**WORK TO COMPLETE**
Reproduce the listing below without changes, except that pictures are left out.
# start of SUPPLIED ENTRIES
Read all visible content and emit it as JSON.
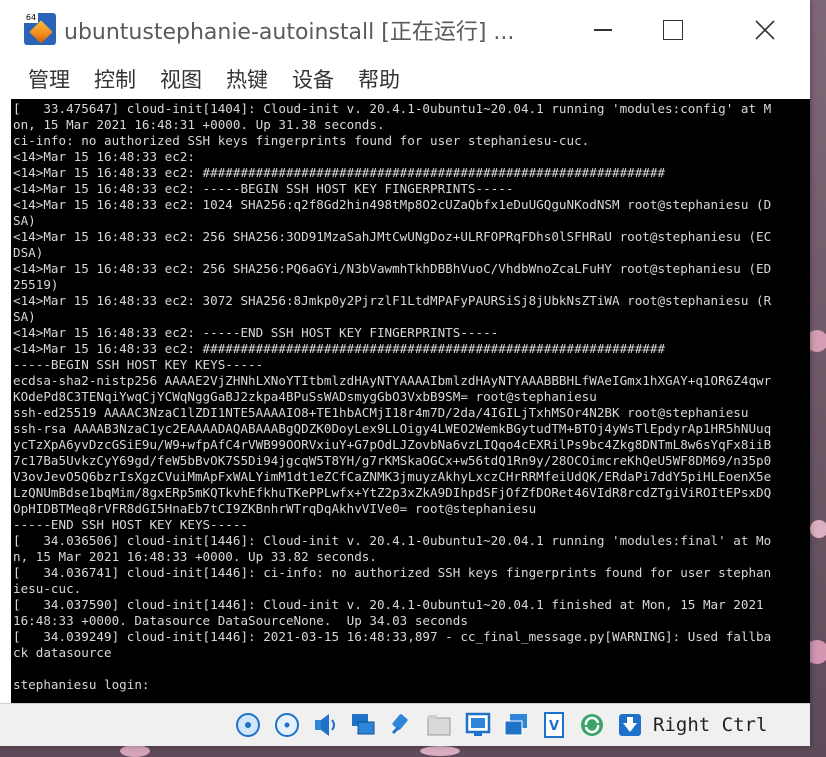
{
  "window": {
    "title": "ubuntustephanie-autoinstall [正在运行] ...",
    "app_badge": "64"
  },
  "menu": [
    "管理",
    "控制",
    "视图",
    "热键",
    "设备",
    "帮助"
  ],
  "console": {
    "lines": [
      "[   33.475647] cloud-init[1404]: Cloud-init v. 20.4.1-0ubuntu1~20.04.1 running 'modules:config' at M",
      "on, 15 Mar 2021 16:48:31 +0000. Up 31.38 seconds.",
      "ci-info: no authorized SSH keys fingerprints found for user stephaniesu-cuc.",
      "<14>Mar 15 16:48:33 ec2:",
      "<14>Mar 15 16:48:33 ec2: #############################################################",
      "<14>Mar 15 16:48:33 ec2: -----BEGIN SSH HOST KEY FINGERPRINTS-----",
      "<14>Mar 15 16:48:33 ec2: 1024 SHA256:q2f8Gd2hin498tMp8O2cUZaQbfx1eDuUGQguNKodNSM root@stephaniesu (D",
      "SA)",
      "<14>Mar 15 16:48:33 ec2: 256 SHA256:3OD91MzaSahJMtCwUNgDoz+ULRFOPRqFDhs0lSFHRaU root@stephaniesu (EC",
      "DSA)",
      "<14>Mar 15 16:48:33 ec2: 256 SHA256:PQ6aGYi/N3bVawmhTkhDBBhVuoC/VhdbWnoZcaLFuHY root@stephaniesu (ED",
      "25519)",
      "<14>Mar 15 16:48:33 ec2: 3072 SHA256:8Jmkp0y2PjrzlF1LtdMPAFyPAURSiSj8jUbkNsZTiWA root@stephaniesu (R",
      "SA)",
      "<14>Mar 15 16:48:33 ec2: -----END SSH HOST KEY FINGERPRINTS-----",
      "<14>Mar 15 16:48:33 ec2: #############################################################",
      "-----BEGIN SSH HOST KEY KEYS-----",
      "ecdsa-sha2-nistp256 AAAAE2VjZHNhLXNoYTItbmlzdHAyNTYAAAAIbmlzdHAyNTYAAABBBHLfWAeIGmx1hXGAY+q1OR6Z4qwr",
      "KOdePd8C3TENqiYwqCjYCWqNggGaBJ2zkpa4BPuSsWADsmygGbO3VxbB9SM= root@stephaniesu",
      "ssh-ed25519 AAAAC3NzaC1lZDI1NTE5AAAAIO8+TE1hbACMjI18r4m7D/2da/4IGILjTxhMSOr4N2BK root@stephaniesu",
      "ssh-rsa AAAAB3NzaC1yc2EAAAADAQABAAABgQDZK0DoyLex9LLOigy4LWEO2WemkBGytudTM+BTOj4yWsTlEpdyrAp1HR5hNUuq",
      "ycTzXpA6yvDzcGSiE9u/W9+wfpAfC4rVWB99OORVxiuY+G7pOdLJZovbNa6vzLIQqo4cEXRilPs9bc4Zkg8DNTmL8w6sYqFx8iiB",
      "7c17Ba5UvkzCyY69gd/feW5bBvOK7S5Di94jgcqW5T8YH/g7rKMSkaOGCx+w56tdQ1Rn9y/28OCOimcreKhQeU5WF8DM69/n35p0",
      "V3ovJevO5Q6bzrIsXgzCVuiMmApFxWALYimM1dt1eZCfCaZNMK3jmuyzAkhyLxczCHrRRMfeiUdQK/ERdaPi7ddY5piHLEoenX5e",
      "LzQNUmBdse1bqMim/8gxERp5mKQTkvhEfkhuTKePPLwfx+YtZ2p3xZkA9DIhpdSFjOfZfDORet46VIdR8rcdZTgiViROItEPsxDQ",
      "OpHIDBTMeq8rVFR8dGI5HnaEb7tCI9ZKBnhrWTrqDqAkhvVIVe0= root@stephaniesu",
      "-----END SSH HOST KEY KEYS-----",
      "[   34.036506] cloud-init[1446]: Cloud-init v. 20.4.1-0ubuntu1~20.04.1 running 'modules:final' at Mo",
      "n, 15 Mar 2021 16:48:33 +0000. Up 33.82 seconds.",
      "[   34.036741] cloud-init[1446]: ci-info: no authorized SSH keys fingerprints found for user stephan",
      "iesu-cuc.",
      "[   34.037590] cloud-init[1446]: Cloud-init v. 20.4.1-0ubuntu1~20.04.1 finished at Mon, 15 Mar 2021",
      "16:48:33 +0000. Datasource DataSourceNone.  Up 34.03 seconds",
      "[   34.039249] cloud-init[1446]: 2021-03-15 16:48:33,897 - cc_final_message.py[WARNING]: Used fallba",
      "ck datasource",
      "",
      "stephaniesu login:"
    ]
  },
  "statusbar": {
    "host_key_label": "Right Ctrl",
    "icons": [
      "hard-disk-icon",
      "optical-drive-icon",
      "audio-icon",
      "network-icon",
      "usb-icon",
      "shared-folder-icon",
      "display-icon",
      "screen-capture-icon",
      "virtualization-icon",
      "mouse-integration-icon",
      "keyboard-capture-icon"
    ]
  },
  "colors": {
    "console_bg": "#000000",
    "console_fg": "#d8d8d8",
    "accent_blue": "#1e73c8"
  }
}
# end of SUPPLIED ENTRIES
**RESPONSE TO THE TASK**
Read all visible content and emit it as JSON.
{
  "window": {
    "title": "ubuntustephanie-autoinstall [正在运行] ...",
    "app_badge": "64"
  },
  "menu": [
    "管理",
    "控制",
    "视图",
    "热键",
    "设备",
    "帮助"
  ],
  "console": {
    "lines": [
      "[   33.475647] cloud-init[1404]: Cloud-init v. 20.4.1-0ubuntu1~20.04.1 running 'modules:config' at M",
      "on, 15 Mar 2021 16:48:31 +0000. Up 31.38 seconds.",
      "ci-info: no authorized SSH keys fingerprints found for user stephaniesu-cuc.",
      "<14>Mar 15 16:48:33 ec2:",
      "<14>Mar 15 16:48:33 ec2: #############################################################",
      "<14>Mar 15 16:48:33 ec2: -----BEGIN SSH HOST KEY FINGERPRINTS-----",
      "<14>Mar 15 16:48:33 ec2: 1024 SHA256:q2f8Gd2hin498tMp8O2cUZaQbfx1eDuUGQguNKodNSM root@stephaniesu (D",
      "SA)",
      "<14>Mar 15 16:48:33 ec2: 256 SHA256:3OD91MzaSahJMtCwUNgDoz+ULRFOPRqFDhs0lSFHRaU root@stephaniesu (EC",
      "DSA)",
      "<14>Mar 15 16:48:33 ec2: 256 SHA256:PQ6aGYi/N3bVawmhTkhDBBhVuoC/VhdbWnoZcaLFuHY root@stephaniesu (ED",
      "25519)",
      "<14>Mar 15 16:48:33 ec2: 3072 SHA256:8Jmkp0y2PjrzlF1LtdMPAFyPAURSiSj8jUbkNsZTiWA root@stephaniesu (R",
      "SA)",
      "<14>Mar 15 16:48:33 ec2: -----END SSH HOST KEY FINGERPRINTS-----",
      "<14>Mar 15 16:48:33 ec2: #############################################################",
      "-----BEGIN SSH HOST KEY KEYS-----",
      "ecdsa-sha2-nistp256 AAAAE2VjZHNhLXNoYTItbmlzdHAyNTYAAAAIbmlzdHAyNTYAAABBBHLfWAeIGmx1hXGAY+q1OR6Z4qwr",
      "KOdePd8C3TENqiYwqCjYCWqNggGaBJ2zkpa4BPuSsWADsmygGbO3VxbB9SM= root@stephaniesu",
      "ssh-ed25519 AAAAC3NzaC1lZDI1NTE5AAAAIO8+TE1hbACMjI18r4m7D/2da/4IGILjTxhMSOr4N2BK root@stephaniesu",
      "ssh-rsa AAAAB3NzaC1yc2EAAAADAQABAAABgQDZK0DoyLex9LLOigy4LWEO2WemkBGytudTM+BTOj4yWsTlEpdyrAp1HR5hNUuq",
      "ycTzXpA6yvDzcGSiE9u/W9+wfpAfC4rVWB99OORVxiuY+G7pOdLJZovbNa6vzLIQqo4cEXRilPs9bc4Zkg8DNTmL8w6sYqFx8iiB",
      "7c17Ba5UvkzCyY69gd/feW5bBvOK7S5Di94jgcqW5T8YH/g7rKMSkaOGCx+w56tdQ1Rn9y/28OCOimcreKhQeU5WF8DM69/n35p0",
      "V3ovJevO5Q6bzrIsXgzCVuiMmApFxWALYimM1dt1eZCfCaZNMK3jmuyzAkhyLxczCHrRRMfeiUdQK/ERdaPi7ddY5piHLEoenX5e",
      "LzQNUmBdse1bqMim/8gxERp5mKQTkvhEfkhuTKePPLwfx+YtZ2p3xZkA9DIhpdSFjOfZfDORet46VIdR8rcdZTgiViROItEPsxDQ",
      "OpHIDBTMeq8rVFR8dGI5HnaEb7tCI9ZKBnhrWTrqDqAkhvVIVe0= root@stephaniesu",
      "-----END SSH HOST KEY KEYS-----",
      "[   34.036506] cloud-init[1446]: Cloud-init v. 20.4.1-0ubuntu1~20.04.1 running 'modules:final' at Mo",
      "n, 15 Mar 2021 16:48:33 +0000. Up 33.82 seconds.",
      "[   34.036741] cloud-init[1446]: ci-info: no authorized SSH keys fingerprints found for user stephan",
      "iesu-cuc.",
      "[   34.037590] cloud-init[1446]: Cloud-init v. 20.4.1-0ubuntu1~20.04.1 finished at Mon, 15 Mar 2021",
      "16:48:33 +0000. Datasource DataSourceNone.  Up 34.03 seconds",
      "[   34.039249] cloud-init[1446]: 2021-03-15 16:48:33,897 - cc_final_message.py[WARNING]: Used fallba",
      "ck datasource",
      "",
      "stephaniesu login:"
    ]
  },
  "statusbar": {
    "host_key_label": "Right Ctrl",
    "icons": [
      "hard-disk-icon",
      "optical-drive-icon",
      "audio-icon",
      "network-icon",
      "usb-icon",
      "shared-folder-icon",
      "display-icon",
      "screen-capture-icon",
      "virtualization-icon",
      "mouse-integration-icon",
      "keyboard-capture-icon"
    ]
  },
  "colors": {
    "console_bg": "#000000",
    "console_fg": "#d8d8d8",
    "accent_blue": "#1e73c8"
  }
}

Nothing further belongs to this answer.